In the records below, find each line containing the word "this" and copy it.

== Collected data entries ==
## START
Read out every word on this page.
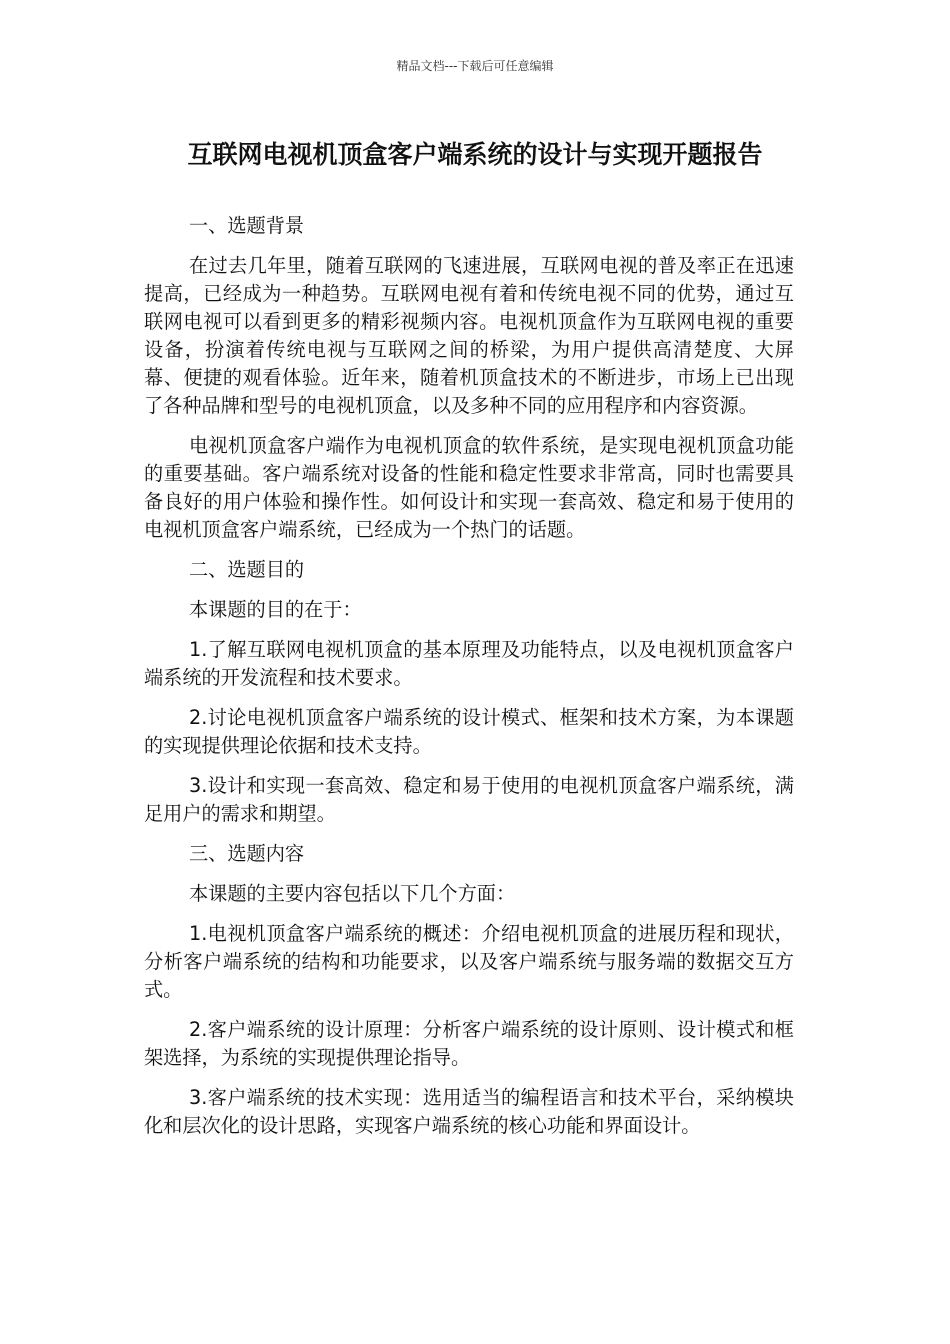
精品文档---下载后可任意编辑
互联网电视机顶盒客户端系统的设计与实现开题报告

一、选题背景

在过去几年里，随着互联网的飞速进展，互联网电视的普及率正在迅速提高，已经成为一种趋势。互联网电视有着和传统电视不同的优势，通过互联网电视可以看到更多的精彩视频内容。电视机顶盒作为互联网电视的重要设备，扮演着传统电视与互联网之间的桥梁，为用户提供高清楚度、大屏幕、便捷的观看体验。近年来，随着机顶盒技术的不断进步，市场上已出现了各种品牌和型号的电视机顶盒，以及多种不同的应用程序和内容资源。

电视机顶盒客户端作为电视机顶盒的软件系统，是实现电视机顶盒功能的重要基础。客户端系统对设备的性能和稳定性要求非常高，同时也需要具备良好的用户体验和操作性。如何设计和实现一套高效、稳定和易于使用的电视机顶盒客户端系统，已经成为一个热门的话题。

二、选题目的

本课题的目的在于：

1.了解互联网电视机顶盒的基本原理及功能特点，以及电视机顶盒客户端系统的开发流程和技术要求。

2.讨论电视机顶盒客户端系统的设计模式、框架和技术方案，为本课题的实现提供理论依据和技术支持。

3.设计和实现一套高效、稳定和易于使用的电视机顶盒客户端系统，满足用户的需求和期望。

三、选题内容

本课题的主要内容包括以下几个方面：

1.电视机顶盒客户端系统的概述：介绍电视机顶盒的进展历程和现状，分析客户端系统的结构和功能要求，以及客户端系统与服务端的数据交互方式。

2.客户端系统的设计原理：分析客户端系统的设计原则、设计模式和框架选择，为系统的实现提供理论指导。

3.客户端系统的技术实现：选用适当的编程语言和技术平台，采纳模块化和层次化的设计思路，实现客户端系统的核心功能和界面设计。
## END
## START
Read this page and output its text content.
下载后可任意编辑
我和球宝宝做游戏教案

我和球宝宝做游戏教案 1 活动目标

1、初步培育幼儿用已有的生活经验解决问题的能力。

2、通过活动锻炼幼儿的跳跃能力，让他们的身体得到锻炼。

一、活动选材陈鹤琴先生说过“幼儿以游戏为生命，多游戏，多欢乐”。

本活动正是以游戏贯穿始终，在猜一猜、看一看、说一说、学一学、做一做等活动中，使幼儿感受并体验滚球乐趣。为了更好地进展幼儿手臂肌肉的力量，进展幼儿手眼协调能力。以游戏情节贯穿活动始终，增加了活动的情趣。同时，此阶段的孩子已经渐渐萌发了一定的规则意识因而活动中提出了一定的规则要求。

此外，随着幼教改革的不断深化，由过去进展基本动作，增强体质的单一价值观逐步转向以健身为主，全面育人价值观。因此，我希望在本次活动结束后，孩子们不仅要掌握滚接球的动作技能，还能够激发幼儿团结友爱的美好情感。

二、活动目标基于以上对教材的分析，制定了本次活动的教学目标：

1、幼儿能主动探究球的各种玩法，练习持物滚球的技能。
## END
## START
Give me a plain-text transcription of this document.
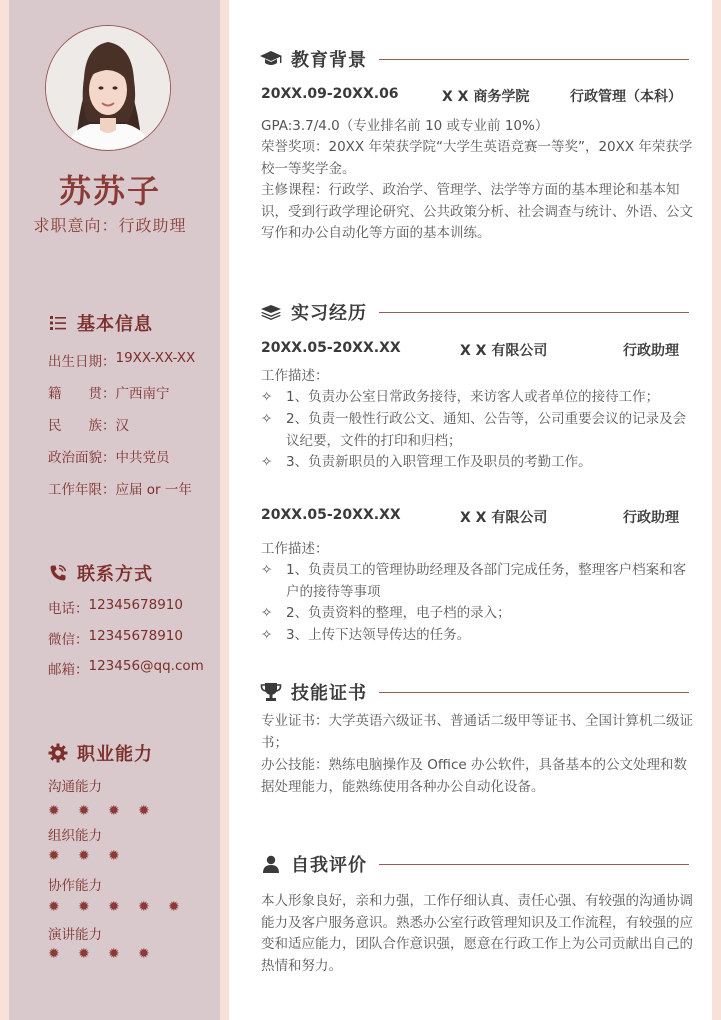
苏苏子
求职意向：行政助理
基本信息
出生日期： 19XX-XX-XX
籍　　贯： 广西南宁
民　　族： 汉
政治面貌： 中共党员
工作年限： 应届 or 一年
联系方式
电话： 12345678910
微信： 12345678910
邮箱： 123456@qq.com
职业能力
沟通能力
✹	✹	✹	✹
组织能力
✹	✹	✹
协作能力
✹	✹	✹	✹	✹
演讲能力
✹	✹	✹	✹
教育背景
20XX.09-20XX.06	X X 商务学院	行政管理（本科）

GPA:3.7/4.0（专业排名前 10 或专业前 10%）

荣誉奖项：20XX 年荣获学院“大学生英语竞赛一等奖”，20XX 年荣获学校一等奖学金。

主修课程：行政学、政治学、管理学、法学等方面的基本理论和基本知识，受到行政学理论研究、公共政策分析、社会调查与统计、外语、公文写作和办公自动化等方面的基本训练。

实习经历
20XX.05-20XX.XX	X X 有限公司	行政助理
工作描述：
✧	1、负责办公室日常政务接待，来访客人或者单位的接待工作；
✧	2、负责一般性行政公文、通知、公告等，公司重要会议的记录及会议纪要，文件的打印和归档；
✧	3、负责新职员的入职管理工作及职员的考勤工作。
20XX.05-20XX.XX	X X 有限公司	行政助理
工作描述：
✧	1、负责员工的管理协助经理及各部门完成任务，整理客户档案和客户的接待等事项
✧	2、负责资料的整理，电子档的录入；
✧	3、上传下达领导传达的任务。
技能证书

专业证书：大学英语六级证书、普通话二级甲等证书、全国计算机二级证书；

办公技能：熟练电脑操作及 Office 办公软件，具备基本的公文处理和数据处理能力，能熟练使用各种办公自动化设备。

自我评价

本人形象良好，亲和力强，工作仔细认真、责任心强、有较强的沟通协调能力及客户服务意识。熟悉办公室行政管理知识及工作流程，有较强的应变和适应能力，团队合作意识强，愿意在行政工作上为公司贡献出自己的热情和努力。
## END
== Result of the task ==
Read out every word on this page.
Read this page and output its text content.
Give me a plain-text transcription of this document.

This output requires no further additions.